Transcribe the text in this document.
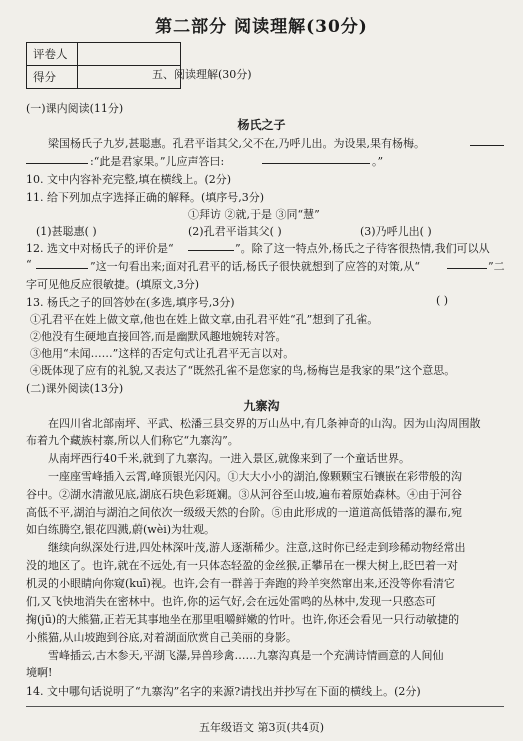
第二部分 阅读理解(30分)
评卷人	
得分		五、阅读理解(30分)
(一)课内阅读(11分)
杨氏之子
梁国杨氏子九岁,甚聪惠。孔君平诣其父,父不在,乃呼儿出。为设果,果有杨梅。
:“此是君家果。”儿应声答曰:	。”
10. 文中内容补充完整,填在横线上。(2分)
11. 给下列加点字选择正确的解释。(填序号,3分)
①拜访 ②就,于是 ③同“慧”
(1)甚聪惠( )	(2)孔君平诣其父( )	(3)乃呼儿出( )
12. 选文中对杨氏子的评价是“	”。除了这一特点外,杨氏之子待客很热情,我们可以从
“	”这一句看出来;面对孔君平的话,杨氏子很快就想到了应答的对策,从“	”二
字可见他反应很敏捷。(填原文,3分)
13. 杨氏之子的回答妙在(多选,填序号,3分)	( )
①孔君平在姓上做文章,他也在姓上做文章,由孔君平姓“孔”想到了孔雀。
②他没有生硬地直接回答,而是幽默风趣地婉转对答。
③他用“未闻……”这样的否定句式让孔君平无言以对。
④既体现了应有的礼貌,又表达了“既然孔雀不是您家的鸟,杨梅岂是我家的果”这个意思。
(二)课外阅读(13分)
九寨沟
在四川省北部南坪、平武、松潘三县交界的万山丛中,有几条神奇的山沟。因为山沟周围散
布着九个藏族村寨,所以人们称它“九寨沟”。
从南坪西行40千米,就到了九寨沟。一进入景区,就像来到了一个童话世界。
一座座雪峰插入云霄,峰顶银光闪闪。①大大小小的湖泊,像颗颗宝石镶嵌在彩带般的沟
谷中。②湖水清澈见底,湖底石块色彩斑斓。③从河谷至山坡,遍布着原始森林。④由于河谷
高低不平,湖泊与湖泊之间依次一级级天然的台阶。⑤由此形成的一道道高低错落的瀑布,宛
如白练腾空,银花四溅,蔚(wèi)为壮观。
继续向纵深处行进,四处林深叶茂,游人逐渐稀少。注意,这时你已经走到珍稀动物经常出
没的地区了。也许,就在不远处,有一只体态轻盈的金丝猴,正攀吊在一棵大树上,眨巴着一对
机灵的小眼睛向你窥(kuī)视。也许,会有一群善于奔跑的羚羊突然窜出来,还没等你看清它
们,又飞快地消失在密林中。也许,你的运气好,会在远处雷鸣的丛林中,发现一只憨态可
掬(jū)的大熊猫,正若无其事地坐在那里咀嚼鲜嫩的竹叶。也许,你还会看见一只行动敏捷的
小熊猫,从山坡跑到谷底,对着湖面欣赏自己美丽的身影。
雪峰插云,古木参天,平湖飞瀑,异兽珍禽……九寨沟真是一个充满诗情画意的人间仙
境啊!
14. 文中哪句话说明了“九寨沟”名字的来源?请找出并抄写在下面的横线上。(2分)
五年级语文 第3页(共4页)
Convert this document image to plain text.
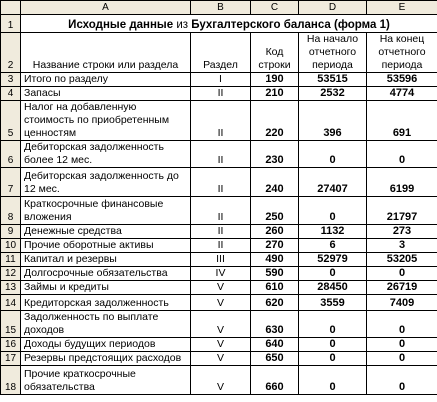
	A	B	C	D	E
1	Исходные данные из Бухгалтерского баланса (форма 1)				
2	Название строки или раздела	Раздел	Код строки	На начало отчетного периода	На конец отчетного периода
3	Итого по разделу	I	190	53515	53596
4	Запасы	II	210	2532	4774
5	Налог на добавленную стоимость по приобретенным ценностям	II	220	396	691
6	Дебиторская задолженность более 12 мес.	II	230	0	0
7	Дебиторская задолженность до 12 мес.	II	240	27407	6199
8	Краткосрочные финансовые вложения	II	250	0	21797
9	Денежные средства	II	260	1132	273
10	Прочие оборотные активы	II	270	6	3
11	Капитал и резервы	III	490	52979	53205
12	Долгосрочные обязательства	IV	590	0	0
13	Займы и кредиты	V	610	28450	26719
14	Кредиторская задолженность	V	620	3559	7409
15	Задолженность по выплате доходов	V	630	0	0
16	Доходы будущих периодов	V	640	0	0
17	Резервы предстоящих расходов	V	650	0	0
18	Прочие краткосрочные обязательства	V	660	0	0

...

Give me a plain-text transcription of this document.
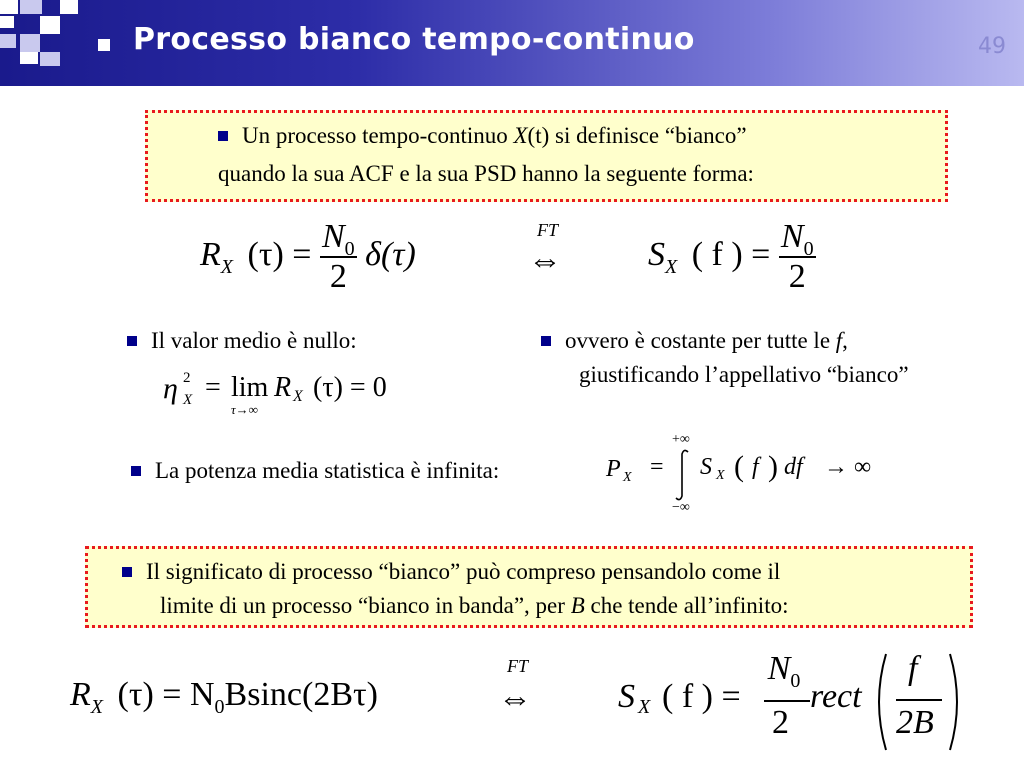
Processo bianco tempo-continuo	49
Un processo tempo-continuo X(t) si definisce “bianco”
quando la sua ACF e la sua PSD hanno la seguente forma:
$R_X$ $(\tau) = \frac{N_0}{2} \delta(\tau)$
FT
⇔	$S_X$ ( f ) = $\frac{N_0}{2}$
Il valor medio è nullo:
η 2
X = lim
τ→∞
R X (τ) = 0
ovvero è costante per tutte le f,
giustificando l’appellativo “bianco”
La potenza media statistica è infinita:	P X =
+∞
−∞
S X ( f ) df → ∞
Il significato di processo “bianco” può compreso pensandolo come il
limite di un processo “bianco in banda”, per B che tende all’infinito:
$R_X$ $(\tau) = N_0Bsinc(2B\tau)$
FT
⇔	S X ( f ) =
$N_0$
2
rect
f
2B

---

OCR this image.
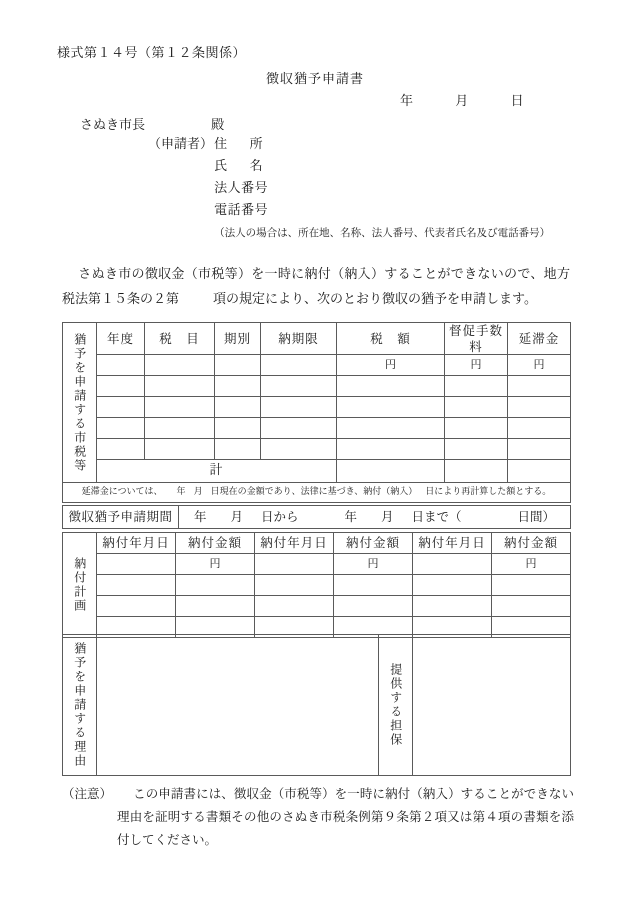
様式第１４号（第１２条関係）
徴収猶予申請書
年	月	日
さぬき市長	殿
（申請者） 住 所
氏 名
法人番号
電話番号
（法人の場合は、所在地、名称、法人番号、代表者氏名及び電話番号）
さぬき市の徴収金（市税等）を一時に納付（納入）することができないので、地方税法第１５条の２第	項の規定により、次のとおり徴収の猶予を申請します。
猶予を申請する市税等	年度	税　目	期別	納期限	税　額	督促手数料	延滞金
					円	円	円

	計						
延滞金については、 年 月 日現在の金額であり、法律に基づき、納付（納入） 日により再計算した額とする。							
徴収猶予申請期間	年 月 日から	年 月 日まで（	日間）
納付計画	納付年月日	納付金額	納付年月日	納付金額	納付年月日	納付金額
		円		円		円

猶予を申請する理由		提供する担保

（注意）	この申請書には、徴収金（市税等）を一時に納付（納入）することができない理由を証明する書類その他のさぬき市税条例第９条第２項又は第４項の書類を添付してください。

Aim: Report how many lines of the data hold the string "this"; give only the number.

Correct output: 4